Data entries for graphics
.....

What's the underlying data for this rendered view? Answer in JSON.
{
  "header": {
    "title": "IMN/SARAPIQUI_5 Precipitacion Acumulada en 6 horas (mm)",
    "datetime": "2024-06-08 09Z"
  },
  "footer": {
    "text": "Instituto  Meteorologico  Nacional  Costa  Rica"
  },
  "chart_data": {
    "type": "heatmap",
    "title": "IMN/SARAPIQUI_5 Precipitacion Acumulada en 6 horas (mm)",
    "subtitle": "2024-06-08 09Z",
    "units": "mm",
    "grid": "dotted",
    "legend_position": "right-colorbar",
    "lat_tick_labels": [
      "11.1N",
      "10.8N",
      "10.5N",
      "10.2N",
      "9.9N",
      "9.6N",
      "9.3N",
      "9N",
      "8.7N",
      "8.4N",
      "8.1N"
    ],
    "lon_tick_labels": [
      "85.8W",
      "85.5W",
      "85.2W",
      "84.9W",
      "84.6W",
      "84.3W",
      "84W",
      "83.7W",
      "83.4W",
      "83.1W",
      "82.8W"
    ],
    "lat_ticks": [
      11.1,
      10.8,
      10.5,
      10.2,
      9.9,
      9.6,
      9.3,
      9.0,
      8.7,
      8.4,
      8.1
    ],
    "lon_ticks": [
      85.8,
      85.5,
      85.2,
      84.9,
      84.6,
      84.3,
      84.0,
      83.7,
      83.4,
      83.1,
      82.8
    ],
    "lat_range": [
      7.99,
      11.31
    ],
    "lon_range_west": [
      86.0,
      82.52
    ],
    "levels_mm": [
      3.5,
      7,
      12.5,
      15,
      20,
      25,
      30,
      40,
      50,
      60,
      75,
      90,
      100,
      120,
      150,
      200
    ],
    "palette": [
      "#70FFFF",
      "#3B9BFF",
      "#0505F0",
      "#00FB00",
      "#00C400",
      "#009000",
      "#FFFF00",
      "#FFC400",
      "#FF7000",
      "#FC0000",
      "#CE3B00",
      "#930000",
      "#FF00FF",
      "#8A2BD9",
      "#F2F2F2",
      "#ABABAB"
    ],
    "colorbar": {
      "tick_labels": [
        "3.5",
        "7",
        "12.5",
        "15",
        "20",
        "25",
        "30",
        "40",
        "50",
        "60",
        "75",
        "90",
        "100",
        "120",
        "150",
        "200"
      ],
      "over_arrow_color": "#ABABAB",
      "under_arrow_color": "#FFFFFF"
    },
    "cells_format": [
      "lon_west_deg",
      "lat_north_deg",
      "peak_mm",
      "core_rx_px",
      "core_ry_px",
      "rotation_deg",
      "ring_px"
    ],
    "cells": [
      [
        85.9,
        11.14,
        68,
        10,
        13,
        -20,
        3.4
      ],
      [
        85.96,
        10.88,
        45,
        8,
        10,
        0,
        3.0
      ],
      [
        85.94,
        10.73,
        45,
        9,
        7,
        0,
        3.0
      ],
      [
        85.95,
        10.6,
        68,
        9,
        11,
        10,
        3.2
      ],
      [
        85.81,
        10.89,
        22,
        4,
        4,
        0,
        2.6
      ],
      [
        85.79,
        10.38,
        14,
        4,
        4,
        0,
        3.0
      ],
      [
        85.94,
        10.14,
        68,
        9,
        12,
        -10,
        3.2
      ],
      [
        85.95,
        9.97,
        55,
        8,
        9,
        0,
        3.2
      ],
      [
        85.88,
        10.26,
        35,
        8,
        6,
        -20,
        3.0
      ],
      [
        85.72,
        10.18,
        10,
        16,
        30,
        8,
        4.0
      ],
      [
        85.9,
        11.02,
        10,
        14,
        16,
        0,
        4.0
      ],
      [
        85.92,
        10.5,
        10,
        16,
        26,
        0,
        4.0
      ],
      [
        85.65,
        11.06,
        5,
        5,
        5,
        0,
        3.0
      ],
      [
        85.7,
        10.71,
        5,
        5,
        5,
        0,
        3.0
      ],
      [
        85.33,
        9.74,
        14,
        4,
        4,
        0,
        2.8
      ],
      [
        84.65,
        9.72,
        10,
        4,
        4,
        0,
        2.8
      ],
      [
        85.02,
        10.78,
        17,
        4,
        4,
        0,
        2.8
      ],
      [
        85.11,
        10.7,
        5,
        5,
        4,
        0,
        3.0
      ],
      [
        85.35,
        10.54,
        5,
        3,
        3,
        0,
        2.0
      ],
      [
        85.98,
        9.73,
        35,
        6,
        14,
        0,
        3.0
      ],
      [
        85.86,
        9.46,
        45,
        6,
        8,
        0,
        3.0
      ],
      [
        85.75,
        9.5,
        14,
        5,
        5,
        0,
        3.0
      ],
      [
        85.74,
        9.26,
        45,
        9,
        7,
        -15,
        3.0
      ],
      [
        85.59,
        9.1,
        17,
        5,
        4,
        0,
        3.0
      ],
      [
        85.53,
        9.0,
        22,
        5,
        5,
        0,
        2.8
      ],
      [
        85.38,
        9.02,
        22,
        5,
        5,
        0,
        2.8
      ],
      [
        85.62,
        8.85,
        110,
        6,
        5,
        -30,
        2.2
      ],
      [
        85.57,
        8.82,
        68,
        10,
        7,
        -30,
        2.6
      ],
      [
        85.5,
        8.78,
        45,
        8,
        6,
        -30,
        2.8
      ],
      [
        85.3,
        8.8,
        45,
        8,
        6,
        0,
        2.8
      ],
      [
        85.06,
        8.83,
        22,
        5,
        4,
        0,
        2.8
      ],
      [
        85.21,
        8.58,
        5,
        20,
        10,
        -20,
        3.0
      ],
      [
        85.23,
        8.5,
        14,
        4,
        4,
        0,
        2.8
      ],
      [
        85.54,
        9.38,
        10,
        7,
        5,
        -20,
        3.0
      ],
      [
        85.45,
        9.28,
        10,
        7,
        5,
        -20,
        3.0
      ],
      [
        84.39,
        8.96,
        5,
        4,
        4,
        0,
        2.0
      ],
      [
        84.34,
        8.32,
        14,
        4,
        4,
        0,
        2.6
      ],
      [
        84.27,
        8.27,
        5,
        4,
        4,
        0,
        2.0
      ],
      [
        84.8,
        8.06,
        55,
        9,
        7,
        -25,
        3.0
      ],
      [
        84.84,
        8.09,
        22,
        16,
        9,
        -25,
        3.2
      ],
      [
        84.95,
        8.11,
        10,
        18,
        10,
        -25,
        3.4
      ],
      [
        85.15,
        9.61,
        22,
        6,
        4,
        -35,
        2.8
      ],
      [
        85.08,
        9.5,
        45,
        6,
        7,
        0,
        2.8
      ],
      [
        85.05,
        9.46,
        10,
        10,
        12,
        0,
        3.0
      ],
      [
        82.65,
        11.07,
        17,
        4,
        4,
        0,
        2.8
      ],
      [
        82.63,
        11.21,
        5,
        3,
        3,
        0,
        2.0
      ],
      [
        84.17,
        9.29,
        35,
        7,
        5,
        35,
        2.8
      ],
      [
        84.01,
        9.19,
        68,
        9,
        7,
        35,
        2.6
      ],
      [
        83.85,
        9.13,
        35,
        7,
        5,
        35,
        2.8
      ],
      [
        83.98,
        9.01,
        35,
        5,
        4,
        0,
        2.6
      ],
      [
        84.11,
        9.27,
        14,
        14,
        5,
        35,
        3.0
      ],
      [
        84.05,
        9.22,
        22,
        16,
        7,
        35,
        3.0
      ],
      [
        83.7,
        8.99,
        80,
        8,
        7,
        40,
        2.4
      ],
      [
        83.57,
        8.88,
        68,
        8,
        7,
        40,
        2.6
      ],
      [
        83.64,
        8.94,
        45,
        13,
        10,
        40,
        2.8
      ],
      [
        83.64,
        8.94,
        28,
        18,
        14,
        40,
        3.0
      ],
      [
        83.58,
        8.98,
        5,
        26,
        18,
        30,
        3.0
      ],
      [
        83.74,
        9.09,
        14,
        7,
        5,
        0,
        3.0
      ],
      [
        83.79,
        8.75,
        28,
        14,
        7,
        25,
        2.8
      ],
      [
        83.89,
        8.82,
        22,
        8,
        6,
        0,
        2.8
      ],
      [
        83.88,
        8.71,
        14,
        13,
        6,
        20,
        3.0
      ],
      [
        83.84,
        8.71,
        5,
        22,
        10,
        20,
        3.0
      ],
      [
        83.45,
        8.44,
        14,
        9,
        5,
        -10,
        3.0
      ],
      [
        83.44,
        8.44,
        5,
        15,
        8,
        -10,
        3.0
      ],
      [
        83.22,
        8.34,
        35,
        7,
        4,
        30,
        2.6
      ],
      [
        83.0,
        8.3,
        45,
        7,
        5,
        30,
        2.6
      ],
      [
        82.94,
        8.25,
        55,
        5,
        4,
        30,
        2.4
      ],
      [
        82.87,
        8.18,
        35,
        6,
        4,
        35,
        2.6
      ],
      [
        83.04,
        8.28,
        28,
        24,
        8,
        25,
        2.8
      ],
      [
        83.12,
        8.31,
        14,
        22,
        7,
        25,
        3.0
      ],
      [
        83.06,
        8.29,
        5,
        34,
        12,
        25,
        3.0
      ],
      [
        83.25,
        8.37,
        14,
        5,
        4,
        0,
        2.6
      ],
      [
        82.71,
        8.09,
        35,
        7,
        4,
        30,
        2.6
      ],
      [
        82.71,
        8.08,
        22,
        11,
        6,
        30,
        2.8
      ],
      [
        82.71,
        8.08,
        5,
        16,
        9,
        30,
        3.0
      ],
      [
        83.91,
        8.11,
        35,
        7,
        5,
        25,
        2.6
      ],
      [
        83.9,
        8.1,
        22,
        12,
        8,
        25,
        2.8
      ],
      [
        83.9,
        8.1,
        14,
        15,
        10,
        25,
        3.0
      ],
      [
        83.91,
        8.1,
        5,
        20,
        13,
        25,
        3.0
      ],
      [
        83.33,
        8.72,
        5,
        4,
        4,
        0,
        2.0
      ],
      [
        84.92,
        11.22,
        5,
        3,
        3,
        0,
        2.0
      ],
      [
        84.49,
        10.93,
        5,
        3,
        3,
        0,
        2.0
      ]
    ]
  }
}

.....

Return, from the data, each line that has the word "colorbar" in it.

▶ [Final answer]
    "legend_position": "right-colorbar",
    "colorbar": {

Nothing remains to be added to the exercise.